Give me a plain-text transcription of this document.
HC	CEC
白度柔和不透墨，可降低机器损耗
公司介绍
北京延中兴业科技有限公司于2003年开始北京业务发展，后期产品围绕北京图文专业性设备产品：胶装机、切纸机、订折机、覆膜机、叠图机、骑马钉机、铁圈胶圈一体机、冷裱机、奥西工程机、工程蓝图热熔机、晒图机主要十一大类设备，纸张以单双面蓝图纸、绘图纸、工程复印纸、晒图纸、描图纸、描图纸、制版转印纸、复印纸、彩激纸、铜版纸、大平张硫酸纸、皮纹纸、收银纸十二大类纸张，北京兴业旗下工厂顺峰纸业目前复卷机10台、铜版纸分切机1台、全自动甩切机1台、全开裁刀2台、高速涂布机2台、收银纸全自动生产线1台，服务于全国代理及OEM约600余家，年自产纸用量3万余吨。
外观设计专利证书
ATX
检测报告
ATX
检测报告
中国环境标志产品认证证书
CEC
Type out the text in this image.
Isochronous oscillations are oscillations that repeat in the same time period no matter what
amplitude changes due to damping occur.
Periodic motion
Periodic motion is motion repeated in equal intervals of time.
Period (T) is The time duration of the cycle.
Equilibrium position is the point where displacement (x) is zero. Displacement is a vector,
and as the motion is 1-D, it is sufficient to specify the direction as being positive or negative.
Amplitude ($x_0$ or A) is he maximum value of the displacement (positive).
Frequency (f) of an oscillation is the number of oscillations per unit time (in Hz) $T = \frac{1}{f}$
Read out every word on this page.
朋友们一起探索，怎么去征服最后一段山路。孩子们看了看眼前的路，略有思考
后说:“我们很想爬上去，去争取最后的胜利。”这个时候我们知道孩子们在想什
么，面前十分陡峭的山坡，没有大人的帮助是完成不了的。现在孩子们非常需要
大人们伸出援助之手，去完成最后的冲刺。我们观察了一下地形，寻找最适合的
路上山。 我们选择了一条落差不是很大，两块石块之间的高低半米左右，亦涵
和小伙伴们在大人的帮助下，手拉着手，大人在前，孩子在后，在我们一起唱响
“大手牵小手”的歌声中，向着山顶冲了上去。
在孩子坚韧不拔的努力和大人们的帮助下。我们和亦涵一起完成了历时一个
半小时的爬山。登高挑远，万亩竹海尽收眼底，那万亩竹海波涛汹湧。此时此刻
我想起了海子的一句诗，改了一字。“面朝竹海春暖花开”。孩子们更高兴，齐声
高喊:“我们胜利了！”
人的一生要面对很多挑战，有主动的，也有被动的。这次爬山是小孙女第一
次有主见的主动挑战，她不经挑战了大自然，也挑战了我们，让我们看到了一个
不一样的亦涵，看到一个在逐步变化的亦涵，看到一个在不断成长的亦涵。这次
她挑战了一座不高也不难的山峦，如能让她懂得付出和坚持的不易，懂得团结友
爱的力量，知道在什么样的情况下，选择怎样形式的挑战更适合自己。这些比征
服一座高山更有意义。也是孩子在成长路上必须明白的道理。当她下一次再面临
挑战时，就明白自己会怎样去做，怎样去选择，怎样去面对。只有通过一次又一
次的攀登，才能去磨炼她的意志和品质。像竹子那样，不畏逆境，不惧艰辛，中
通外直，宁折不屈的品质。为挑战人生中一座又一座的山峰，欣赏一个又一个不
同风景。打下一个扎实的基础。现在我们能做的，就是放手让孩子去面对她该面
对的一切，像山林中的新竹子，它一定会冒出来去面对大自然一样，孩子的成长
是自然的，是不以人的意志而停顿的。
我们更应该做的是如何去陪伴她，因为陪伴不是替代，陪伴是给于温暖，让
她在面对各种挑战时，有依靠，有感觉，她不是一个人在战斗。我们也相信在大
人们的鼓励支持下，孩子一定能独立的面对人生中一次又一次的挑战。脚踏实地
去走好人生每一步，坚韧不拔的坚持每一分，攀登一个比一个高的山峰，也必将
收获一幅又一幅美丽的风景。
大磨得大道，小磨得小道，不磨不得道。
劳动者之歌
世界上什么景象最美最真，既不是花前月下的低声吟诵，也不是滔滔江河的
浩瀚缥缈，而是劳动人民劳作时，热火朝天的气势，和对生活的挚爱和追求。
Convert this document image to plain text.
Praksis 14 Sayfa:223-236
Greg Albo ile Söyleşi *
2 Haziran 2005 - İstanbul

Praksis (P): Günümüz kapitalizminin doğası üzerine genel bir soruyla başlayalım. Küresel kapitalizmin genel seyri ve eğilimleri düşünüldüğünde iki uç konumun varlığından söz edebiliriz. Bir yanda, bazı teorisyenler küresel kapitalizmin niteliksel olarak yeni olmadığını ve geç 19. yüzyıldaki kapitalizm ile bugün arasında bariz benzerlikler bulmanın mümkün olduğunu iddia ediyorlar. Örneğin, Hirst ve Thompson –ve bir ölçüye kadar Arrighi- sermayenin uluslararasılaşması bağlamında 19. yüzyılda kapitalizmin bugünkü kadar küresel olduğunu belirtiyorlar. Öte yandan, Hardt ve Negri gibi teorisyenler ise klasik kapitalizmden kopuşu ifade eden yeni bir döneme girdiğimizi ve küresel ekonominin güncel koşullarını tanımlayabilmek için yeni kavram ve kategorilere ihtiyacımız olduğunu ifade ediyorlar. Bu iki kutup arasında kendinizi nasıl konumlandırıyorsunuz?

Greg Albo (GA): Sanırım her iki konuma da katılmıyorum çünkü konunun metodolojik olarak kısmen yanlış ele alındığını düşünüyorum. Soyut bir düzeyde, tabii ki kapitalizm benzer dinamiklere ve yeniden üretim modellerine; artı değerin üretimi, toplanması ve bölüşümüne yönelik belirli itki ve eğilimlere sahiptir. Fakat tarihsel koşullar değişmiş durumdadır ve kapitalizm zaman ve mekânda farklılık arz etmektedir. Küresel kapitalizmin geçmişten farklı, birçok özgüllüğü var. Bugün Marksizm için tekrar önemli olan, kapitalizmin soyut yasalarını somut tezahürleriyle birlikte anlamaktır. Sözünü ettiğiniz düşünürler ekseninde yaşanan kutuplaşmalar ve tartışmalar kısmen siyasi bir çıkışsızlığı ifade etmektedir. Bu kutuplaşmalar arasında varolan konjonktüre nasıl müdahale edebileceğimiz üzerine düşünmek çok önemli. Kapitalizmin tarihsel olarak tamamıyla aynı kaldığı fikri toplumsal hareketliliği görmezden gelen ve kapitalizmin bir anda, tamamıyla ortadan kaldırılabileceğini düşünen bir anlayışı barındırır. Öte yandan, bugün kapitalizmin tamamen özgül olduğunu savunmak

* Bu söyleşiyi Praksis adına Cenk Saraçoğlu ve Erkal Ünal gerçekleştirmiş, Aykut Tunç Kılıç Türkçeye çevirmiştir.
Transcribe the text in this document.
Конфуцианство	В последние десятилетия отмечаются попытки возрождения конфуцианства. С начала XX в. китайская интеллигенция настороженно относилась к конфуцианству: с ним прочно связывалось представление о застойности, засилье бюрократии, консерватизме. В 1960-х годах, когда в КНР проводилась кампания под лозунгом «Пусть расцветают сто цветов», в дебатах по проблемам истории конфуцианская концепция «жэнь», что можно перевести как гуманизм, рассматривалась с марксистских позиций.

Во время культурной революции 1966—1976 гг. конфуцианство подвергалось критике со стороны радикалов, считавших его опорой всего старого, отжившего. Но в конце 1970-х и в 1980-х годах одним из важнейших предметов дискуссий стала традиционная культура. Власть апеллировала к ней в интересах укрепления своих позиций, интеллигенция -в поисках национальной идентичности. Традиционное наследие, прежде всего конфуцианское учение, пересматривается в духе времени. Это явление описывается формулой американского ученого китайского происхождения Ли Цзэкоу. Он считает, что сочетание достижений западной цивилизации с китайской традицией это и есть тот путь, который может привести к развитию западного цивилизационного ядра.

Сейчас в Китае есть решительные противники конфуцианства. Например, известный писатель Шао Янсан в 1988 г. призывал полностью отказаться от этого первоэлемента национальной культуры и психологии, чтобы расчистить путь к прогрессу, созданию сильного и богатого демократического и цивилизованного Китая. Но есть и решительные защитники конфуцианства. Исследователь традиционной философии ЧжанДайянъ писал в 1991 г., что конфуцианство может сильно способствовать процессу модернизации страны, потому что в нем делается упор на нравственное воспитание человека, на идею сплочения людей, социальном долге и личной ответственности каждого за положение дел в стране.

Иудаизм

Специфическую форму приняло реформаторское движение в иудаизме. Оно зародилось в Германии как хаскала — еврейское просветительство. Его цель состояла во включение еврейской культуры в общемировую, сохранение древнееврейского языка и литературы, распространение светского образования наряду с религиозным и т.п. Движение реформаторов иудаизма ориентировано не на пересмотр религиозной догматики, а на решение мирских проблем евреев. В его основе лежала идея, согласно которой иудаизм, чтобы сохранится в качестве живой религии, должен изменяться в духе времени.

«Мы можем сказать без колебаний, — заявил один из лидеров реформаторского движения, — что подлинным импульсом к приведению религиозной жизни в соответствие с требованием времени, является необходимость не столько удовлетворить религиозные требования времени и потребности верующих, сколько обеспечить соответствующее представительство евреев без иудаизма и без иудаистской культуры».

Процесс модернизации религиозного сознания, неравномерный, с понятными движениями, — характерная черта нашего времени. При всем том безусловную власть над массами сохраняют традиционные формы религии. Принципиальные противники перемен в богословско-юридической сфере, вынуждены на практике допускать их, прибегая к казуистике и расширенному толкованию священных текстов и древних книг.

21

•••

### WRITTEN TASK
Filter the records above for lines containing the word "oscillations", and copy those lines.

### RESPONSE BELOW
Isochronous oscillations are oscillations that repeat in the same time period no matter what
Frequency (f) of an oscillation is the number of oscillations per unit time (in Hz) $T = \frac{1}{f}$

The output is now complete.